Família pede ajuda para meninos que vivem em condições sub-humanas
Sibele pede apoio para os filhos
Ashley Melo/JC Imagem
Cinthia Leite
JC Online
No alto de uma barreira, no Córrego do Eucalipto, no bairro de Nova Descoberta, Zona Norte do Recife, a comoção toma conta de quem conhece a história de Sibele Monteiro da Silva, 36 anos, mãe de três meninos que vivem em cima de uma cama por causa das limitações impostas por um quadro de deficiência múltipla (física e intelectual) sem acompanhamento contínuo de uma equipe de profissionais de saúde. Choca o cenário que vem da falta de assistência e da precariedade vivida pela família, que precisa se virar diante das condições sub-humanas espalhadas num só cômodo.
Aos 7, 13 e 16 anos, Pedro, Salomão e Washington não conseguem se locomover devido a comprometimentos que acarretam atrasos no desenvolvimento físico e intelectual. “Pelo que temos acompanhado através da mídia, observo que eles têm um quadro de paralisia cerebral com contraturas e atrofia muscular. O fato de se automutilarem pode ser decorrente da falta do uso de medicação controlada, que evita convulsões e mioclonias, caracterizadas por movimentos súbitos e involuntários”, diz a médica geneticista Paula Arruda, diretora-executiva da Associação Novo Rumo, que atende crianças com deficiências e síndrome de Down.

* _Dados exibidos_

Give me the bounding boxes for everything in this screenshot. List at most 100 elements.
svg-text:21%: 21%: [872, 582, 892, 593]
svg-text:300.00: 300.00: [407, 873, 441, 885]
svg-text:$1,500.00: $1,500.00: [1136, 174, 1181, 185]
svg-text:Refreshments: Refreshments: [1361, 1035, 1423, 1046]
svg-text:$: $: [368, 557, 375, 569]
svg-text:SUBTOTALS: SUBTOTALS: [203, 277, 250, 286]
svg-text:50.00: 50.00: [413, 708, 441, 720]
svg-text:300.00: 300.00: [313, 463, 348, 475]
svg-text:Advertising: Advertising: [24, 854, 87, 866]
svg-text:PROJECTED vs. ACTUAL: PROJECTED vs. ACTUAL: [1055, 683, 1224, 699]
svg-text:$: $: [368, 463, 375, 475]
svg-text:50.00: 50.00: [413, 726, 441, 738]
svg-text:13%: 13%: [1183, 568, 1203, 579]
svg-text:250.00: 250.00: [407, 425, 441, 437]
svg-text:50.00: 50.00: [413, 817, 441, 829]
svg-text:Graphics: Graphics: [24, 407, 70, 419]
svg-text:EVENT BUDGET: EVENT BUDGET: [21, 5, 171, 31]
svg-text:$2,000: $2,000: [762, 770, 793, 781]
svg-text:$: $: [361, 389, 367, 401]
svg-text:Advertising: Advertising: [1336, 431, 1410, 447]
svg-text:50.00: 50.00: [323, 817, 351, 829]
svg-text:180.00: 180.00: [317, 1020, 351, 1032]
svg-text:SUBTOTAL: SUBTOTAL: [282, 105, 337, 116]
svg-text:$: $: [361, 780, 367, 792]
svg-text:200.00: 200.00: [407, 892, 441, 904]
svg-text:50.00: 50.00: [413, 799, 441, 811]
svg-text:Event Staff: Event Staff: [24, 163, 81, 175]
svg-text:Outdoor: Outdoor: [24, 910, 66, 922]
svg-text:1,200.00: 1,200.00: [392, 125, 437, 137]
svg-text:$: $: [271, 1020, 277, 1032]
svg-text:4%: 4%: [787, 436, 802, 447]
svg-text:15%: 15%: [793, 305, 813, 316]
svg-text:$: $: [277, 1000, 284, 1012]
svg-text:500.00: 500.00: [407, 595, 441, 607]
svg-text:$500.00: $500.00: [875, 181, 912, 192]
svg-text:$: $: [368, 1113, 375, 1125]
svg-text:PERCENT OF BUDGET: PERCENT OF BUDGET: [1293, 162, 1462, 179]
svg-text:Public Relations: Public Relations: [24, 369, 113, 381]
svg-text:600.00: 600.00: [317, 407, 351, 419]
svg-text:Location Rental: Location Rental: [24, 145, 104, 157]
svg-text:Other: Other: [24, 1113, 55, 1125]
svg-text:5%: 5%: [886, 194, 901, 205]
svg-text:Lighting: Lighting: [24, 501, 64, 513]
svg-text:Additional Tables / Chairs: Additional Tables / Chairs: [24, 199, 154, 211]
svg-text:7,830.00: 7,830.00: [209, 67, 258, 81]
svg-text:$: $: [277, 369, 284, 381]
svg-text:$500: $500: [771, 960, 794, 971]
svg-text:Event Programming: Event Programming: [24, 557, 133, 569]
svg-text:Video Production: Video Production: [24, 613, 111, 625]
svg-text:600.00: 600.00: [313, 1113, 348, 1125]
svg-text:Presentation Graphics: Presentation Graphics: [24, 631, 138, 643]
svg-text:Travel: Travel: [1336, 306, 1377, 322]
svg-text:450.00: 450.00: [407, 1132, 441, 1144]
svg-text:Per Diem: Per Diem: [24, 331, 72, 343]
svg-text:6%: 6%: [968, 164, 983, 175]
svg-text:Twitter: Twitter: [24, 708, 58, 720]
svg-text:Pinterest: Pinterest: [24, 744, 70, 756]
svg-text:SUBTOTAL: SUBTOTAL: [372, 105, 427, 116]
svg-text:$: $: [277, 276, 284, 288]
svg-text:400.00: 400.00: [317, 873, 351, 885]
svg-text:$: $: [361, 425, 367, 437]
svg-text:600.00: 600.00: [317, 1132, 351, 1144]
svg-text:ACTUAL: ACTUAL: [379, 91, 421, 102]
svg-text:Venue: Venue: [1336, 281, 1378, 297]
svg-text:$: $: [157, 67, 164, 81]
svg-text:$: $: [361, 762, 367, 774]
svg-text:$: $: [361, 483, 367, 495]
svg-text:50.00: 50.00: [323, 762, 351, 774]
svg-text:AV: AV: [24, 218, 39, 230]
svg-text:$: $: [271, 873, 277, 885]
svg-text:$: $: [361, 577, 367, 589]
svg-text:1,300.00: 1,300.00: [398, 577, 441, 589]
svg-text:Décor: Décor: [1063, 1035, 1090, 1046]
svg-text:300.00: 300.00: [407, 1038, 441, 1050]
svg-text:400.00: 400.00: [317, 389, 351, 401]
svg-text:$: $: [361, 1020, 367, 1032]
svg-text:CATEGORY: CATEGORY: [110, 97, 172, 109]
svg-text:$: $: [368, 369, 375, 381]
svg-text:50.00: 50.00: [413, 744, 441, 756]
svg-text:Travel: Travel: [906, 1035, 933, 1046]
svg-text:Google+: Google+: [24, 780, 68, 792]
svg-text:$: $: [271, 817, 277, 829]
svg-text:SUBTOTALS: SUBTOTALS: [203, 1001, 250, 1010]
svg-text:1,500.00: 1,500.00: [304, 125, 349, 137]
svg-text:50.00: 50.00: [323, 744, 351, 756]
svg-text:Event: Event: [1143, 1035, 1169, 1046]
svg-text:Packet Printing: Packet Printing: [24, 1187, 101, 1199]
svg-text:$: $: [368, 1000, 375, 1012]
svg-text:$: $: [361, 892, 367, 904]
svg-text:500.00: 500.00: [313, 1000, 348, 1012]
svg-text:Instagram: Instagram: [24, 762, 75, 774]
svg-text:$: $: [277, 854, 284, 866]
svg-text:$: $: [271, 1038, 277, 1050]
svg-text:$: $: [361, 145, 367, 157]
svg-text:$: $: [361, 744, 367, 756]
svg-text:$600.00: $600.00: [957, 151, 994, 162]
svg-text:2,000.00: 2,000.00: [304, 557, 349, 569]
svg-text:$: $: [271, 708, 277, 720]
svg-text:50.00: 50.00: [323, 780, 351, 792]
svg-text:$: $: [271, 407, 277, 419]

* _Requisito_
Para cada afirmação, diga se concorda com a reportagem (sim ou não) e cite literalmente as palavras que decidem: 1. Sibele Monteiro da Silva tem 36 anos. 2. A família mora em uma casa com vários cômodos. 3. Paula Arruda é diretora-executiva da Associação Novo Rumo. Os dados constituem material independente da reportagem.

* _Resposta_
1. Sim: "Sibele Monteiro da Silva, 36 anos".
2. Não: "espalhadas num só cômodo".
3. Sim: "diretora-executiva da Associação Novo Rumo".